WHAT IS EXPECTED:
Transcribe all of the material exactly.

DATASET:
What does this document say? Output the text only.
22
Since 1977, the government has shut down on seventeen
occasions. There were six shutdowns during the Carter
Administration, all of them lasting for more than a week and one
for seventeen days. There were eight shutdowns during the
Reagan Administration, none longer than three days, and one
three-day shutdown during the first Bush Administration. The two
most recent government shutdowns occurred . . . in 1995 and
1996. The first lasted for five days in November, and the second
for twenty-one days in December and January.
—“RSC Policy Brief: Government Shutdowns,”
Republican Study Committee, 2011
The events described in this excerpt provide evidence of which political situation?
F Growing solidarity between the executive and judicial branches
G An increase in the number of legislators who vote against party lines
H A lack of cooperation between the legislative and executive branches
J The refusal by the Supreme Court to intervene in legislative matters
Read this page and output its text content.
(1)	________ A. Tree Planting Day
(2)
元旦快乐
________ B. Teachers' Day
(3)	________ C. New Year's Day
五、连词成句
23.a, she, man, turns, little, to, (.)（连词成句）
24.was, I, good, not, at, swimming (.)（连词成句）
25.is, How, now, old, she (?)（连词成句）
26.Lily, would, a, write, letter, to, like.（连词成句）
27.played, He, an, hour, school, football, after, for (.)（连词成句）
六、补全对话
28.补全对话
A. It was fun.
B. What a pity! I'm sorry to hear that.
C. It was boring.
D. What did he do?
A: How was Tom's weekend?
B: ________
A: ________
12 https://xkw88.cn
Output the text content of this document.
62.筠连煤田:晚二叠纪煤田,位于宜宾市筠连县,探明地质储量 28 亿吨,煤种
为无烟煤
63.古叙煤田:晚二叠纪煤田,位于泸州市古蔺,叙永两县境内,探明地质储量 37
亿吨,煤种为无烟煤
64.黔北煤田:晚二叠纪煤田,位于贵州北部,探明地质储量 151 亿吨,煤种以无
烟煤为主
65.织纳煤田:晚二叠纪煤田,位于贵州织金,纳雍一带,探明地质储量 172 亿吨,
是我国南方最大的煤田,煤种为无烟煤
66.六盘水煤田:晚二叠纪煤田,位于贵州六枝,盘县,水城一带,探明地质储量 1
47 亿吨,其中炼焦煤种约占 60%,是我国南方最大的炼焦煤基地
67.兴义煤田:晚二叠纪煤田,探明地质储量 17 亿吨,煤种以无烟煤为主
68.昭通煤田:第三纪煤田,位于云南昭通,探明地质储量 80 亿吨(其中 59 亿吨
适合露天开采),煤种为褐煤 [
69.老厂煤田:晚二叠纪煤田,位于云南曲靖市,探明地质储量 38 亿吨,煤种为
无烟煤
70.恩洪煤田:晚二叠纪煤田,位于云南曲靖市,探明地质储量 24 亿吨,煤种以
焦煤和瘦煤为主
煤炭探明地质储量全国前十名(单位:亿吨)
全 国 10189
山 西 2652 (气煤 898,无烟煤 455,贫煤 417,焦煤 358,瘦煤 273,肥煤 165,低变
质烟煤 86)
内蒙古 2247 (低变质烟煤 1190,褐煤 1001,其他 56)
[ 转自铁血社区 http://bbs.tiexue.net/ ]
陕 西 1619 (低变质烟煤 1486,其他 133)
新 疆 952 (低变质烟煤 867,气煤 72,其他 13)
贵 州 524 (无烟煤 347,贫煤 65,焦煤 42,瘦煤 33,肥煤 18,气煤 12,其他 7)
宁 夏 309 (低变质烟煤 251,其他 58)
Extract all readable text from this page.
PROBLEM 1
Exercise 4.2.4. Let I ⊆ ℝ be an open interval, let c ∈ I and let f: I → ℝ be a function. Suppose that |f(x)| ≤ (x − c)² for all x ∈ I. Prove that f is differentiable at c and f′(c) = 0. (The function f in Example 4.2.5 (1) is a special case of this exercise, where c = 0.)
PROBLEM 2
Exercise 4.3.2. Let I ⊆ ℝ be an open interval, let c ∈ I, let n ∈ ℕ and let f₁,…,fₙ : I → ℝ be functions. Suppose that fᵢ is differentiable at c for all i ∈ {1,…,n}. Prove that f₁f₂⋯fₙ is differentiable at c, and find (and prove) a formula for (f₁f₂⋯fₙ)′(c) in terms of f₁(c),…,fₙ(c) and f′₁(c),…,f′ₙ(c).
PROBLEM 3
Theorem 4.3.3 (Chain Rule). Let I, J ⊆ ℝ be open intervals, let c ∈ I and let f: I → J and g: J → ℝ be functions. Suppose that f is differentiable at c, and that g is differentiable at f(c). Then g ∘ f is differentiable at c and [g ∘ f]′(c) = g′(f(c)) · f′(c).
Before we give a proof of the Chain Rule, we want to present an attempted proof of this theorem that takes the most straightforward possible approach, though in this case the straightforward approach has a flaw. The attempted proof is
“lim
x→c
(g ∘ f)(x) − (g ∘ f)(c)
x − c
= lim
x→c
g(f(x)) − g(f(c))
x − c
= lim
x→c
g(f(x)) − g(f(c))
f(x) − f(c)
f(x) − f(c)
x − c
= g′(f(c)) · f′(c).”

FINISHED EXERCISE:
What does this document say? Output the text only.
22
Since 1977, the government has shut down on seventeen
occasions. There were six shutdowns during the Carter
Administration, all of them lasting for more than a week and one
for seventeen days. There were eight shutdowns during the
Reagan Administration, none longer than three days, and one
three-day shutdown during the first Bush Administration. The two
most recent government shutdowns occurred . . . in 1995 and
1996. The first lasted for five days in November, and the second
for twenty-one days in December and January.
—“RSC Policy Brief: Government Shutdowns,”
Republican Study Committee, 2011
The events described in this excerpt provide evidence of which political situation?
F Growing solidarity between the executive and judicial branches
G An increase in the number of legislators who vote against party lines
H A lack of cooperation between the legislative and executive branches
J The refusal by the Supreme Court to intervene in legislative matters
Read this page and output its text content.
(1)	________ A. Tree Planting Day
(2)
元旦快乐
________ B. Teachers' Day
(3)	________ C. New Year's Day
五、连词成句
23.a, she, man, turns, little, to, (.)（连词成句）
24.was, I, good, not, at, swimming (.)（连词成句）
25.is, How, now, old, she (?)（连词成句）
26.Lily, would, a, write, letter, to, like.（连词成句）
27.played, He, an, hour, school, football, after, for (.)（连词成句）
六、补全对话
28.补全对话
A. It was fun.
B. What a pity! I'm sorry to hear that.
C. It was boring.
D. What did he do?
A: How was Tom's weekend?
B: ________
A: ________
12 https://xkw88.cn
Output the text content of this document.
62.筠连煤田:晚二叠纪煤田,位于宜宾市筠连县,探明地质储量 28 亿吨,煤种
为无烟煤
63.古叙煤田:晚二叠纪煤田,位于泸州市古蔺,叙永两县境内,探明地质储量 37
亿吨,煤种为无烟煤
64.黔北煤田:晚二叠纪煤田,位于贵州北部,探明地质储量 151 亿吨,煤种以无
烟煤为主
65.织纳煤田:晚二叠纪煤田,位于贵州织金,纳雍一带,探明地质储量 172 亿吨,
是我国南方最大的煤田,煤种为无烟煤
66.六盘水煤田:晚二叠纪煤田,位于贵州六枝,盘县,水城一带,探明地质储量 1
47 亿吨,其中炼焦煤种约占 60%,是我国南方最大的炼焦煤基地
67.兴义煤田:晚二叠纪煤田,探明地质储量 17 亿吨,煤种以无烟煤为主
68.昭通煤田:第三纪煤田,位于云南昭通,探明地质储量 80 亿吨(其中 59 亿吨
适合露天开采),煤种为褐煤 [
69.老厂煤田:晚二叠纪煤田,位于云南曲靖市,探明地质储量 38 亿吨,煤种为
无烟煤
70.恩洪煤田:晚二叠纪煤田,位于云南曲靖市,探明地质储量 24 亿吨,煤种以
焦煤和瘦煤为主
煤炭探明地质储量全国前十名(单位:亿吨)
全 国 10189
山 西 2652 (气煤 898,无烟煤 455,贫煤 417,焦煤 358,瘦煤 273,肥煤 165,低变
质烟煤 86)
内蒙古 2247 (低变质烟煤 1190,褐煤 1001,其他 56)
[ 转自铁血社区 http://bbs.tiexue.net/ ]
陕 西 1619 (低变质烟煤 1486,其他 133)
新 疆 952 (低变质烟煤 867,气煤 72,其他 13)
贵 州 524 (无烟煤 347,贫煤 65,焦煤 42,瘦煤 33,肥煤 18,气煤 12,其他 7)
宁 夏 309 (低变质烟煤 251,其他 58)
Extract all readable text from this page.
PROBLEM 1
Exercise 4.2.4. Let I ⊆ ℝ be an open interval, let c ∈ I and let f: I → ℝ be a function. Suppose that |f(x)| ≤ (x − c)² for all x ∈ I. Prove that f is differentiable at c and f′(c) = 0. (The function f in Example 4.2.5 (1) is a special case of this exercise, where c = 0.)
PROBLEM 2
Exercise 4.3.2. Let I ⊆ ℝ be an open interval, let c ∈ I, let n ∈ ℕ and let f₁,…,fₙ : I → ℝ be functions. Suppose that fᵢ is differentiable at c for all i ∈ {1,…,n}. Prove that f₁f₂⋯fₙ is differentiable at c, and find (and prove) a formula for (f₁f₂⋯fₙ)′(c) in terms of f₁(c),…,fₙ(c) and f′₁(c),…,f′ₙ(c).
PROBLEM 3
Theorem 4.3.3 (Chain Rule). Let I, J ⊆ ℝ be open intervals, let c ∈ I and let f: I → J and g: J → ℝ be functions. Suppose that f is differentiable at c, and that g is differentiable at f(c). Then g ∘ f is differentiable at c and [g ∘ f]′(c) = g′(f(c)) · f′(c).
Before we give a proof of the Chain Rule, we want to present an attempted proof of this theorem that takes the most straightforward possible approach, though in this case the straightforward approach has a flaw. The attempted proof is
“lim
x→c
(g ∘ f)(x) − (g ∘ f)(c)
x − c
= lim
x→c
g(f(x)) − g(f(c))
x − c
= lim
x→c
g(f(x)) − g(f(c))
f(x) − f(c)
f(x) − f(c)
x − c
= g′(f(c)) · f′(c).”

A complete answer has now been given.